Document passage.
--------------------------------------------------

Today a new DigiTimes report signals that growing smartphones may have reached their upper size-limit. The report cites unnamed “industry sources” as stating sales of smartphones with displays over 6 inches have been disappointing for manufacturers. Consumers should expect the largest smartphones in the near future to top out somewhere in the five- to six-inch range.

The report’s sources singled out Samsung’s Galaxy Mega and Sony’s Xperia Z Ultra as two of the mega-sized phones that have not met manufacturer sales expectations. The Galaxy Mega houses much of the same hardware as the Galaxy S4, but with a 6.3-inch screen. The Xperia Z Ultra tops even the Galaxy Mega’s screen sized with a massive 6.4-inch display.

DigiTimes reported that smartphones with displays between five and seven inches mad up only 20% of smartphone sales during the third quarter of 2013. However, phones on the larger six- to seven-inch range of this segment contributed only 3% to those sales.

The reasons for the disappointing sales of so-called “phablets” aren’t hard to understand. While smartphones are still meant to be portable, devices with displays over six inches are more difficult to transport and often don’t fit into normal-sized pockets. Also, as the largest smartphones are still priced at premium-smartphone levels, the value proposition between an expensive 6-inch smartphone and a sub-$200 tablet is clearly on the size of tablets, which often have the same features consumers are looking for in larger smartphones.

--------------------------------------------------

Provided records.
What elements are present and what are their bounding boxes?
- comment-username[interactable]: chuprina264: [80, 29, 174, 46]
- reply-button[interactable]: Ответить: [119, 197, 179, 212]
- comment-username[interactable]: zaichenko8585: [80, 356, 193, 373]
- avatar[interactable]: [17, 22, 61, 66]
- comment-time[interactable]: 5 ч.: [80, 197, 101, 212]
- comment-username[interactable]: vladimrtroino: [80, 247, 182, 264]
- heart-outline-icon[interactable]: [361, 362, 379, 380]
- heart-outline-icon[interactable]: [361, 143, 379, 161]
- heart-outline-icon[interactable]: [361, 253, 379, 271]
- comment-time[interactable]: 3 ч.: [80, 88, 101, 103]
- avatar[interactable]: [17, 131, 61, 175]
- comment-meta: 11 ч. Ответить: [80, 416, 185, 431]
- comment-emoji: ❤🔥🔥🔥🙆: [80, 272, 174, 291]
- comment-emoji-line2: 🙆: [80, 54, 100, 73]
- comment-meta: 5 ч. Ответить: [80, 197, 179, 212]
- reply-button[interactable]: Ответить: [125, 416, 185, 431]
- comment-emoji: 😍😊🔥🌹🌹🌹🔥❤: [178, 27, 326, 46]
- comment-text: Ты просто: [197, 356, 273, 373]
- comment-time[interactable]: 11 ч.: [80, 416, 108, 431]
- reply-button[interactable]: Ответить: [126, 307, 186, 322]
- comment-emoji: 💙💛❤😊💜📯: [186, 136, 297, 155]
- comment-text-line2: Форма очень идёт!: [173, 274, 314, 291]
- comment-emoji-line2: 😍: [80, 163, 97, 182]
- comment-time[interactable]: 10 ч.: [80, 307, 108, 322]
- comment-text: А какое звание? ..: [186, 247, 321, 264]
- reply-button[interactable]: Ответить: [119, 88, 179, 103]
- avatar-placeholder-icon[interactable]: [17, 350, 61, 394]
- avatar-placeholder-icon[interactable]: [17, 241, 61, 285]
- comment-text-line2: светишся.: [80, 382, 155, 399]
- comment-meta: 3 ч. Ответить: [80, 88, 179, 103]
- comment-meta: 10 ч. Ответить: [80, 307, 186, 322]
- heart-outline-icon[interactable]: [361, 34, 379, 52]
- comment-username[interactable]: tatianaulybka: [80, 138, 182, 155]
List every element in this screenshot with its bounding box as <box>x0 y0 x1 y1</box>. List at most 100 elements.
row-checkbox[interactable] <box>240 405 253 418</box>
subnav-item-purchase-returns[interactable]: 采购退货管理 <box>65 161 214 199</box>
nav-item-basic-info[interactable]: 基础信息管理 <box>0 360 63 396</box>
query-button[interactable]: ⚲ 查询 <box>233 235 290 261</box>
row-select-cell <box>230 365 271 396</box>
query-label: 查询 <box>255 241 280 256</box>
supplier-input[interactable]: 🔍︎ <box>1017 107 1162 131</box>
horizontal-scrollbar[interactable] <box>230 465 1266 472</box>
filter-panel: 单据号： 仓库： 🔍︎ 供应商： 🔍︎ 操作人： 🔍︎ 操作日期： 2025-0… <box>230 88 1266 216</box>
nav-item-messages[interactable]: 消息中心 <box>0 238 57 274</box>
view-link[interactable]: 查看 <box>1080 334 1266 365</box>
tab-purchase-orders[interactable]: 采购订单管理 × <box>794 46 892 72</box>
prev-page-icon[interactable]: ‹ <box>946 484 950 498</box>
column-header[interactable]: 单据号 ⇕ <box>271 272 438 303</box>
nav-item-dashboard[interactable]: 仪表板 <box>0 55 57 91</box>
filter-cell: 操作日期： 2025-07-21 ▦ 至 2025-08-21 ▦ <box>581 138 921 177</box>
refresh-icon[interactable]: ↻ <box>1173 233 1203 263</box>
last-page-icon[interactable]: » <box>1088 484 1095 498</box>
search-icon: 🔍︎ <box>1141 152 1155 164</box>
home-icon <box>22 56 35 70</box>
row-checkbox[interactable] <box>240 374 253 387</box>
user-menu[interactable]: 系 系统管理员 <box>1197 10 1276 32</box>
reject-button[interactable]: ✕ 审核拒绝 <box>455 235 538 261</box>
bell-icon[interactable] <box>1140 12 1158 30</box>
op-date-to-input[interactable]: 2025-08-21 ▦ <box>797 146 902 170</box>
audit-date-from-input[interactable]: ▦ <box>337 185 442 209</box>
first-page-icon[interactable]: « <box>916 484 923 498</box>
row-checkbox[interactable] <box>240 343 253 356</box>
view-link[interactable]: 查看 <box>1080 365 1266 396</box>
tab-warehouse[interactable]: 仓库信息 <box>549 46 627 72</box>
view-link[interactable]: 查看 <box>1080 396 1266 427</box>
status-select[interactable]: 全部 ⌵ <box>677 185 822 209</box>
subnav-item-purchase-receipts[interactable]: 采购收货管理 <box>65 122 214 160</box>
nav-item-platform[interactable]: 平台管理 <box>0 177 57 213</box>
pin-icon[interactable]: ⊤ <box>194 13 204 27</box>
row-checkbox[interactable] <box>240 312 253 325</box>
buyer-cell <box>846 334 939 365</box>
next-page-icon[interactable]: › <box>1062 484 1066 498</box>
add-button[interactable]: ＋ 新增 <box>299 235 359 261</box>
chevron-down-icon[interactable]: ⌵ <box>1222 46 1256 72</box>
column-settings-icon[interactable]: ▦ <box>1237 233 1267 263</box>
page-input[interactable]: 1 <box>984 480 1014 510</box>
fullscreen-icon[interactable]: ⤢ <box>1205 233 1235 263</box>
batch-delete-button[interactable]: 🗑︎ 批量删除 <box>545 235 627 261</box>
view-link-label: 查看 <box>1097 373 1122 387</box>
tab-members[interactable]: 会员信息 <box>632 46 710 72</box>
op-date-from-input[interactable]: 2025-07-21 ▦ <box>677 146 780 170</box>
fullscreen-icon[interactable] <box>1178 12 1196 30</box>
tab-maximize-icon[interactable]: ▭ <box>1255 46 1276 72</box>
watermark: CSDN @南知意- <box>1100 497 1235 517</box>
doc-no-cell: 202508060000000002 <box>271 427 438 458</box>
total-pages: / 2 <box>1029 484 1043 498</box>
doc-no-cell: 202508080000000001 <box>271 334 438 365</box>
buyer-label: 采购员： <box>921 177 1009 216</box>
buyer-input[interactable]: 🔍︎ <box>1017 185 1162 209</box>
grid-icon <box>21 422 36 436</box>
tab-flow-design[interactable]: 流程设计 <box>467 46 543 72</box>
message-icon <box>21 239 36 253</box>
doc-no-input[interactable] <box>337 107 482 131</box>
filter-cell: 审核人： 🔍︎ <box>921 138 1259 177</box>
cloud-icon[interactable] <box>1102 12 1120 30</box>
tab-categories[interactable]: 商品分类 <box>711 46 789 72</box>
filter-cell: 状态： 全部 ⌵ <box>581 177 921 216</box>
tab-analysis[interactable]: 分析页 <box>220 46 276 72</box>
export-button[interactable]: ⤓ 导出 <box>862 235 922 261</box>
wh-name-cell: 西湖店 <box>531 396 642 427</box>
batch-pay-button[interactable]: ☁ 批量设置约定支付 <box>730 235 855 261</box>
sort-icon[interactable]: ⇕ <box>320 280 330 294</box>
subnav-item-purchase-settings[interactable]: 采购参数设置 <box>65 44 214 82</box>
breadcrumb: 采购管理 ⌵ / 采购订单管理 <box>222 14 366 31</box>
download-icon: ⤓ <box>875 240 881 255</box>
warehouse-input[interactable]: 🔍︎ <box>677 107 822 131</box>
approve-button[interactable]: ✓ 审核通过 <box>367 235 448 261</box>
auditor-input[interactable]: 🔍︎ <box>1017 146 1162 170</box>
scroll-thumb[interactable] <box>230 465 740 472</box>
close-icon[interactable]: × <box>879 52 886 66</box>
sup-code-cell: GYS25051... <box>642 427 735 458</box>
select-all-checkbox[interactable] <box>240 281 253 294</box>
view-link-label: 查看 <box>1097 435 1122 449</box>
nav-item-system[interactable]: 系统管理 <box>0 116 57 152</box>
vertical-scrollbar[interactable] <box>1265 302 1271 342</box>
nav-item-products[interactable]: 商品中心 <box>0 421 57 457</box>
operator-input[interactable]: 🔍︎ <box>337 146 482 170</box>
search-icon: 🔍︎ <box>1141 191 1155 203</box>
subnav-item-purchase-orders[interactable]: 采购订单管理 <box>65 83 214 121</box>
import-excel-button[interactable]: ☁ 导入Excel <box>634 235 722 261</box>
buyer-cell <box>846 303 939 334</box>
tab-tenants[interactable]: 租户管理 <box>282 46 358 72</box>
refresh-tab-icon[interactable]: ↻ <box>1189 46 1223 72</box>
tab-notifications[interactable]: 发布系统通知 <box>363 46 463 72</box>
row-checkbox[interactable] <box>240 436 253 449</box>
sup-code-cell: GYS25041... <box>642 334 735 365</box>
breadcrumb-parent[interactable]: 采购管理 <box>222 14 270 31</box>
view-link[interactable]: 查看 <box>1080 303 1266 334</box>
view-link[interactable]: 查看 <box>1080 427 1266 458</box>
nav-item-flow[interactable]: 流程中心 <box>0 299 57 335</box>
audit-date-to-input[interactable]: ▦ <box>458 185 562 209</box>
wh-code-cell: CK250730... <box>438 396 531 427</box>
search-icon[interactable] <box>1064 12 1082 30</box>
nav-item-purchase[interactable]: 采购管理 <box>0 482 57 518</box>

--------------------------------------------------

Task details. According to the passage on smartphone sizes, what screen size does the Xperia Z Ultra have? The data comes from a separate source unrelated to the passage.

Solution to this task. A 6.4-inch display.